**THE TASK**
Without the pictures, reproduce the records that follow exactly.
-- BEGIN PROVIDED INFORMATION --
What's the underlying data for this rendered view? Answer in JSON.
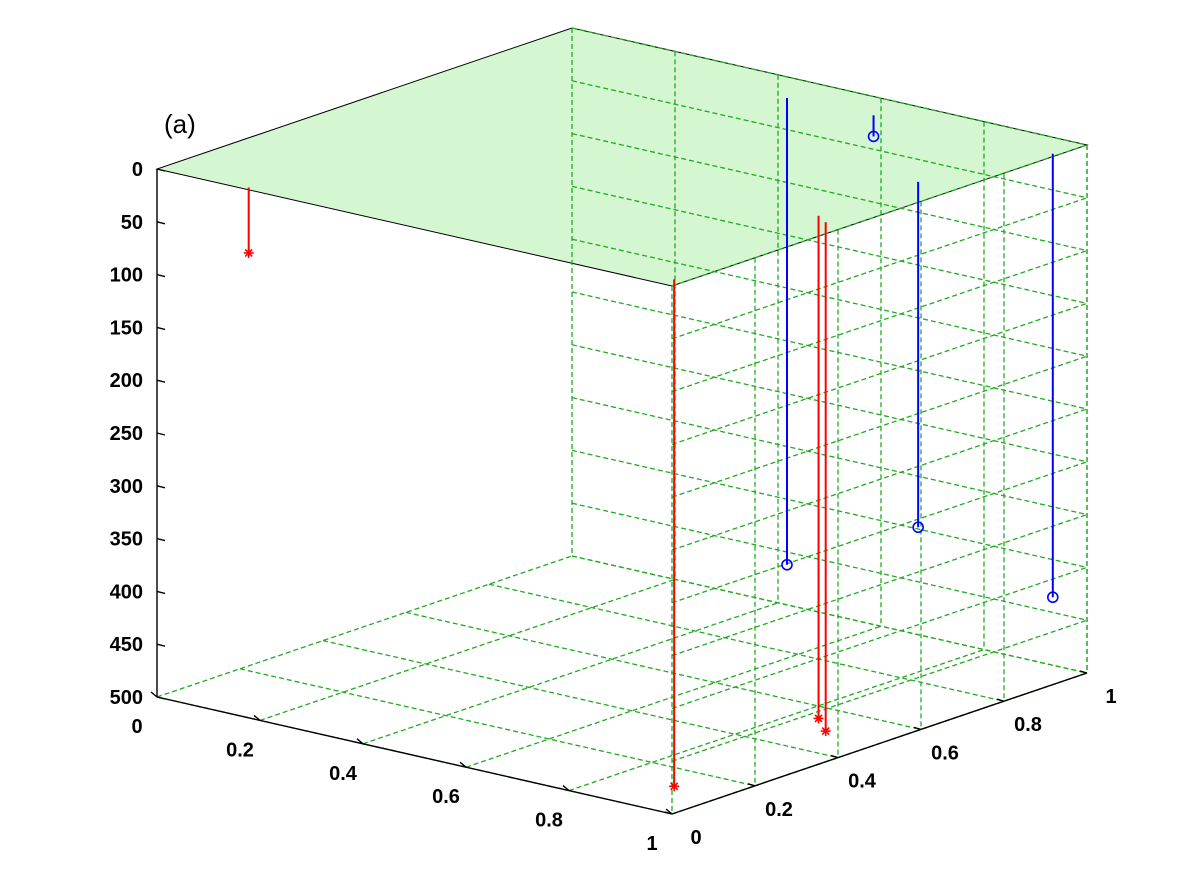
{
  "chart_data": {
    "type": "3d-stem",
    "panel_label": "(a)",
    "x_ticks": [
      0,
      0.2,
      0.4,
      0.6,
      0.8,
      1
    ],
    "y_ticks": [
      0,
      0.2,
      0.4,
      0.6,
      0.8,
      1
    ],
    "z_ticks": [
      0,
      50,
      100,
      150,
      200,
      250,
      300,
      350,
      400,
      450,
      500
    ],
    "xlim": [
      0,
      1
    ],
    "ylim": [
      0,
      1
    ],
    "zlim": [
      0,
      500
    ],
    "z_direction": "reversed",
    "grid": true,
    "surface_plane_z": 0,
    "colors": {
      "grid": "#22aa22",
      "plane_fill": "#ccf5c8",
      "blue": "#0000ff",
      "red": "#ff0000",
      "axis": "#000000"
    },
    "series": [
      {
        "color": "blue",
        "marker": "circle",
        "points": [
          {
            "x": 0.49,
            "y": 0.91,
            "z": 442
          },
          {
            "x": 0.65,
            "y": 0.92,
            "z": 20
          },
          {
            "x": 0.93,
            "y": 0.68,
            "z": 327
          },
          {
            "x": 0.99,
            "y": 0.93,
            "z": 420
          }
        ]
      },
      {
        "color": "red",
        "marker": "asterisk",
        "points": [
          {
            "x": 0.17,
            "y": 0.01,
            "z": 62
          },
          {
            "x": 0.98,
            "y": 0.03,
            "z": 480
          },
          {
            "x": 0.93,
            "y": 0.44,
            "z": 476
          },
          {
            "x": 0.96,
            "y": 0.42,
            "z": 482
          }
        ]
      }
    ]
  }
}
-- END PROVIDED INFORMATION --
**FINISHED EXERCISE**
What's the underlying data for this rendered view? Answer in JSON.
{
  "chart_data": {
    "type": "3d-stem",
    "panel_label": "(a)",
    "x_ticks": [
      0,
      0.2,
      0.4,
      0.6,
      0.8,
      1
    ],
    "y_ticks": [
      0,
      0.2,
      0.4,
      0.6,
      0.8,
      1
    ],
    "z_ticks": [
      0,
      50,
      100,
      150,
      200,
      250,
      300,
      350,
      400,
      450,
      500
    ],
    "xlim": [
      0,
      1
    ],
    "ylim": [
      0,
      1
    ],
    "zlim": [
      0,
      500
    ],
    "z_direction": "reversed",
    "grid": true,
    "surface_plane_z": 0,
    "colors": {
      "grid": "#22aa22",
      "plane_fill": "#ccf5c8",
      "blue": "#0000ff",
      "red": "#ff0000",
      "axis": "#000000"
    },
    "series": [
      {
        "color": "blue",
        "marker": "circle",
        "points": [
          {
            "x": 0.49,
            "y": 0.91,
            "z": 442
          },
          {
            "x": 0.65,
            "y": 0.92,
            "z": 20
          },
          {
            "x": 0.93,
            "y": 0.68,
            "z": 327
          },
          {
            "x": 0.99,
            "y": 0.93,
            "z": 420
          }
        ]
      },
      {
        "color": "red",
        "marker": "asterisk",
        "points": [
          {
            "x": 0.17,
            "y": 0.01,
            "z": 62
          },
          {
            "x": 0.98,
            "y": 0.03,
            "z": 480
          },
          {
            "x": 0.93,
            "y": 0.44,
            "z": 476
          },
          {
            "x": 0.96,
            "y": 0.42,
            "z": 482
          }
        ]
      }
    ]
  }
}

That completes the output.